Wherever the word "text" appears in the entries, copy the whole line.

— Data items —
## start
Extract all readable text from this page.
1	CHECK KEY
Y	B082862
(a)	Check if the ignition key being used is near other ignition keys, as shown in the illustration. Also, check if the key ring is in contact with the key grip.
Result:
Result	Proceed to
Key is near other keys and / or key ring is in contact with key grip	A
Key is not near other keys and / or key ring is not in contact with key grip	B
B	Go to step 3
## end
## start
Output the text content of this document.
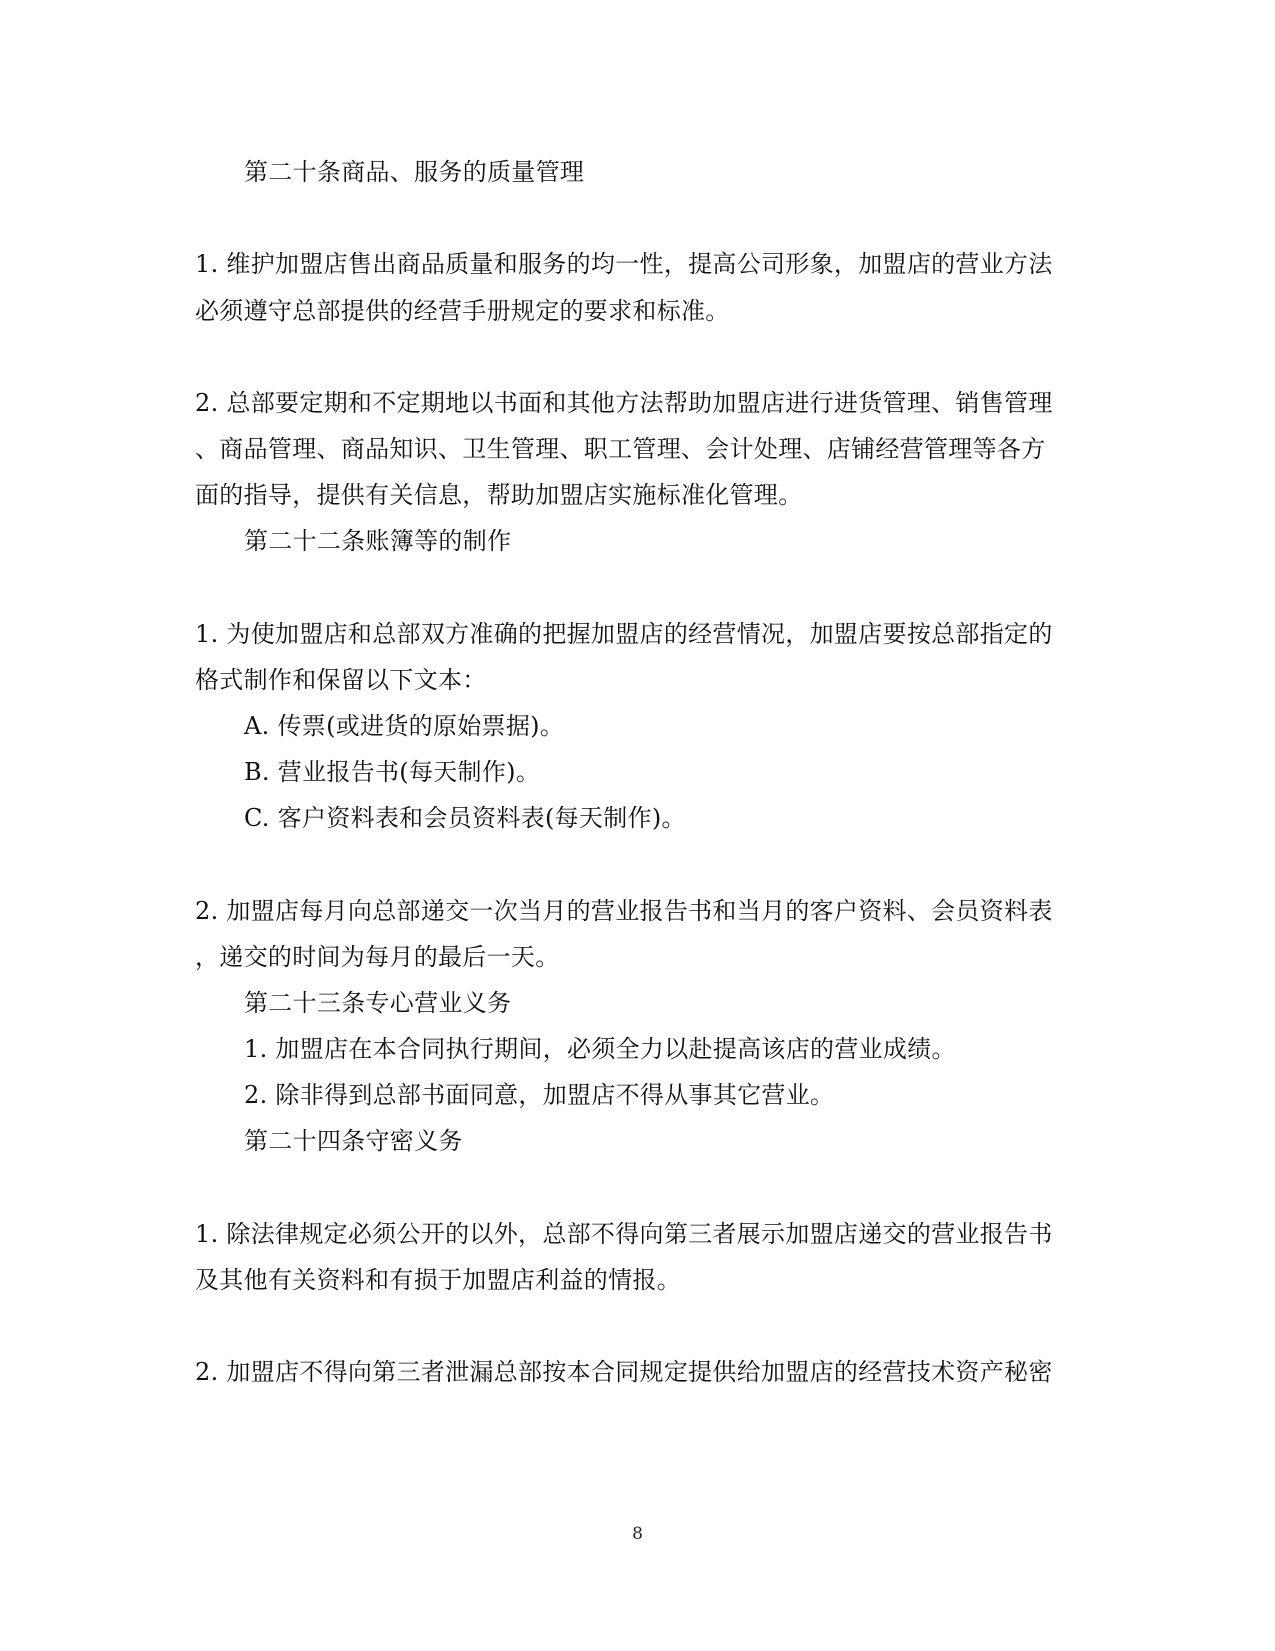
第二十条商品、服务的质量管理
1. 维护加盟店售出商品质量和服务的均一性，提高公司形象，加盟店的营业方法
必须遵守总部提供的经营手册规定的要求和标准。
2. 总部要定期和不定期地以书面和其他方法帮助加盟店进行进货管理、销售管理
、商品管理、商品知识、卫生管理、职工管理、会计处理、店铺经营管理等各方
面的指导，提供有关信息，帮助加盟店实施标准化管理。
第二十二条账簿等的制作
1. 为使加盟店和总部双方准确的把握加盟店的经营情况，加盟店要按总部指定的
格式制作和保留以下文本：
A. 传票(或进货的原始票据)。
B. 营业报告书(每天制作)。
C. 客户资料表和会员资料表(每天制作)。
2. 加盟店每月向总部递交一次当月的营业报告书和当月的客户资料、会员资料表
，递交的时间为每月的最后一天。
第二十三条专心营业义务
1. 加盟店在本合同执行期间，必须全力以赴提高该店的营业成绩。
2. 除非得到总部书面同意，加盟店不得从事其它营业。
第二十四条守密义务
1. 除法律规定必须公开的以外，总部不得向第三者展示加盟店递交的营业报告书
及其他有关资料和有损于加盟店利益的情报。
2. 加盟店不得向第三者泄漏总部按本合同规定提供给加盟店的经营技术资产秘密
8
## end
— The completed task —
Extract all readable text from this page.
Output the text content of this document.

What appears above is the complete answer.